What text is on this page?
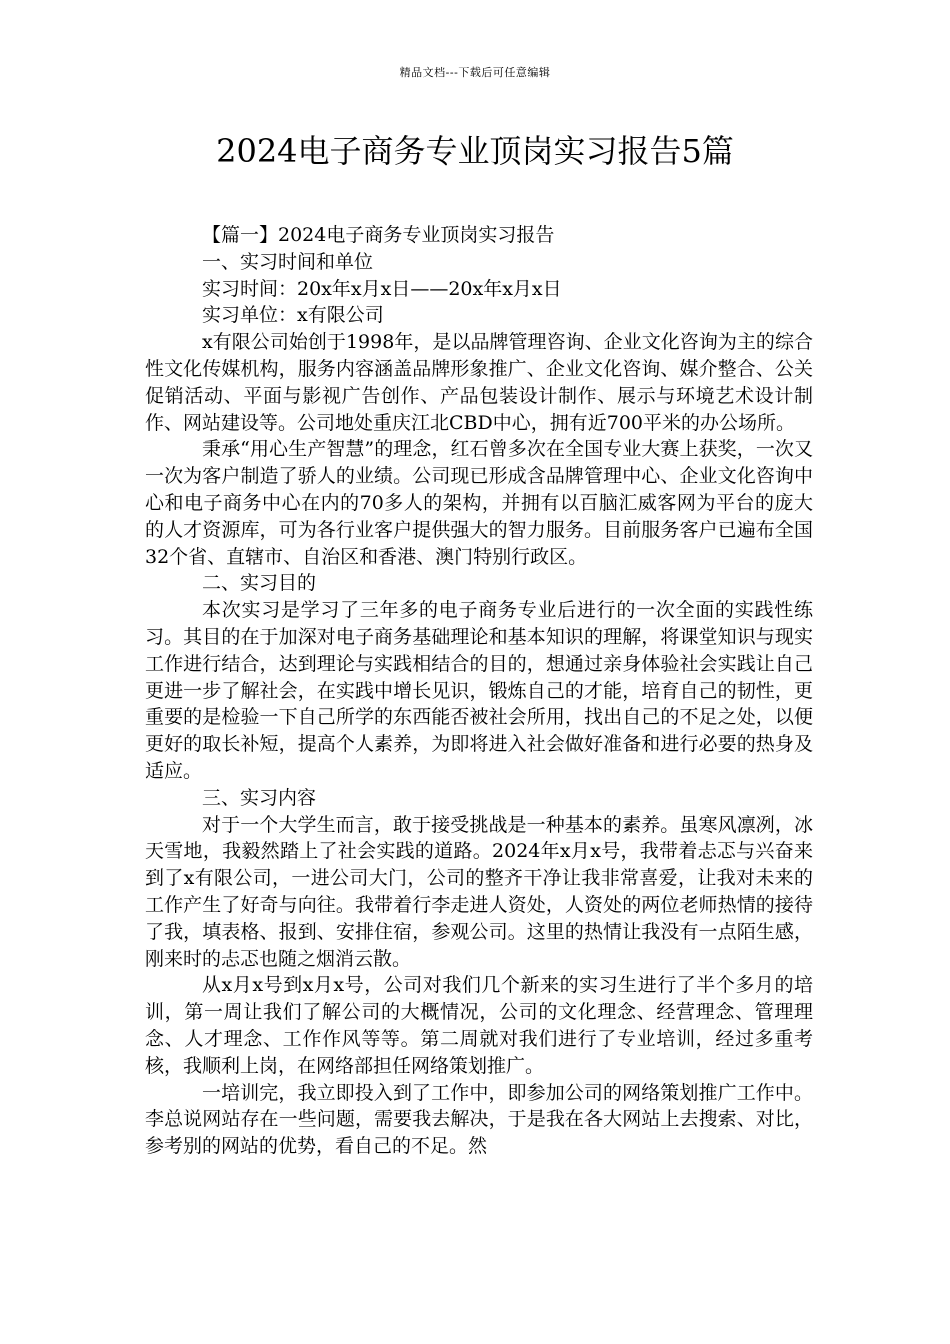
精品文档---下载后可任意编辑
2024电子商务专业顶岗实习报告5篇

【篇一】2024电子商务专业顶岗实习报告

一、实习时间和单位

实习时间：20x年x月x日——20x年x月x日

实习单位：x有限公司

x有限公司始创于1998年，是以品牌管理咨询、企业文化咨询为主的综合性文化传媒机构，服务内容涵盖品牌形象推广、企业文化咨询、媒介整合、公关促销活动、平面与影视广告创作、产品包装设计制作、展示与环境艺术设计制作、网站建设等。公司地处重庆江北CBD中心，拥有近700平米的办公场所。

秉承“用心生产智慧”的理念，红石曾多次在全国专业大赛上获奖，一次又一次为客户制造了骄人的业绩。公司现已形成含品牌管理中心、企业文化咨询中心和电子商务中心在内的70多人的架构，并拥有以百脑汇威客网为平台的庞大的人才资源库，可为各行业客户提供强大的智力服务。目前服务客户已遍布全国32个省、直辖市、自治区和香港、澳门特别行政区。

二、实习目的

本次实习是学习了三年多的电子商务专业后进行的一次全面的实践性练习。其目的在于加深对电子商务基础理论和基本知识的理解，将课堂知识与现实工作进行结合，达到理论与实践相结合的目的，想通过亲身体验社会实践让自己更进一步了解社会，在实践中增长见识，锻炼自己的才能，培育自己的韧性，更重要的是检验一下自己所学的东西能否被社会所用，找出自己的不足之处，以便更好的取长补短，提高个人素养，为即将进入社会做好准备和进行必要的热身及适应。

三、实习内容

对于一个大学生而言，敢于接受挑战是一种基本的素养。虽寒风凛冽，冰天雪地，我毅然踏上了社会实践的道路。2024年x月x号，我带着忐忑与兴奋来到了x有限公司，一进公司大门，公司的整齐干净让我非常喜爱，让我对未来的工作产生了好奇与向往。我带着行李走进人资处，人资处的两位老师热情的接待了我，填表格、报到、安排住宿，参观公司。这里的热情让我没有一点陌生感，刚来时的忐忑也随之烟消云散。

从x月x号到x月x号，公司对我们几个新来的实习生进行了半个多月的培训，第一周让我们了解公司的大概情况，公司的文化理念、经营理念、管理理念、人才理念、工作作风等等。第二周就对我们进行了专业培训，经过多重考核，我顺利上岗，在网络部担任网络策划推广。

一培训完，我立即投入到了工作中，即参加公司的网络策划推广工作中。李总说网站存在一些问题，需要我去解决，于是我在各大网站上去搜索、对比，参考别的网站的优势，看自己的不足。然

- - - -

● **Work to do**
Copy out each line word for word, please, skipping the images.

● **Response to this exercise**
What text is on this page?
精品文档---下载后可任意编辑
2024电子商务专业顶岗实习报告5篇

【篇一】2024电子商务专业顶岗实习报告

一、实习时间和单位

实习时间：20x年x月x日——20x年x月x日

实习单位：x有限公司

x有限公司始创于1998年，是以品牌管理咨询、企业文化咨询为主的综合性文化传媒机构，服务内容涵盖品牌形象推广、企业文化咨询、媒介整合、公关促销活动、平面与影视广告创作、产品包装设计制作、展示与环境艺术设计制作、网站建设等。公司地处重庆江北CBD中心，拥有近700平米的办公场所。

秉承“用心生产智慧”的理念，红石曾多次在全国专业大赛上获奖，一次又一次为客户制造了骄人的业绩。公司现已形成含品牌管理中心、企业文化咨询中心和电子商务中心在内的70多人的架构，并拥有以百脑汇威客网为平台的庞大的人才资源库，可为各行业客户提供强大的智力服务。目前服务客户已遍布全国32个省、直辖市、自治区和香港、澳门特别行政区。

二、实习目的

本次实习是学习了三年多的电子商务专业后进行的一次全面的实践性练习。其目的在于加深对电子商务基础理论和基本知识的理解，将课堂知识与现实工作进行结合，达到理论与实践相结合的目的，想通过亲身体验社会实践让自己更进一步了解社会，在实践中增长见识，锻炼自己的才能，培育自己的韧性，更重要的是检验一下自己所学的东西能否被社会所用，找出自己的不足之处，以便更好的取长补短，提高个人素养，为即将进入社会做好准备和进行必要的热身及适应。

三、实习内容

对于一个大学生而言，敢于接受挑战是一种基本的素养。虽寒风凛冽，冰天雪地，我毅然踏上了社会实践的道路。2024年x月x号，我带着忐忑与兴奋来到了x有限公司，一进公司大门，公司的整齐干净让我非常喜爱，让我对未来的工作产生了好奇与向往。我带着行李走进人资处，人资处的两位老师热情的接待了我，填表格、报到、安排住宿，参观公司。这里的热情让我没有一点陌生感，刚来时的忐忑也随之烟消云散。

从x月x号到x月x号，公司对我们几个新来的实习生进行了半个多月的培训，第一周让我们了解公司的大概情况，公司的文化理念、经营理念、管理理念、人才理念、工作作风等等。第二周就对我们进行了专业培训，经过多重考核，我顺利上岗，在网络部担任网络策划推广。

一培训完，我立即投入到了工作中，即参加公司的网络策划推广工作中。李总说网站存在一些问题，需要我去解决，于是我在各大网站上去搜索、对比，参考别的网站的优势，看自己的不足。然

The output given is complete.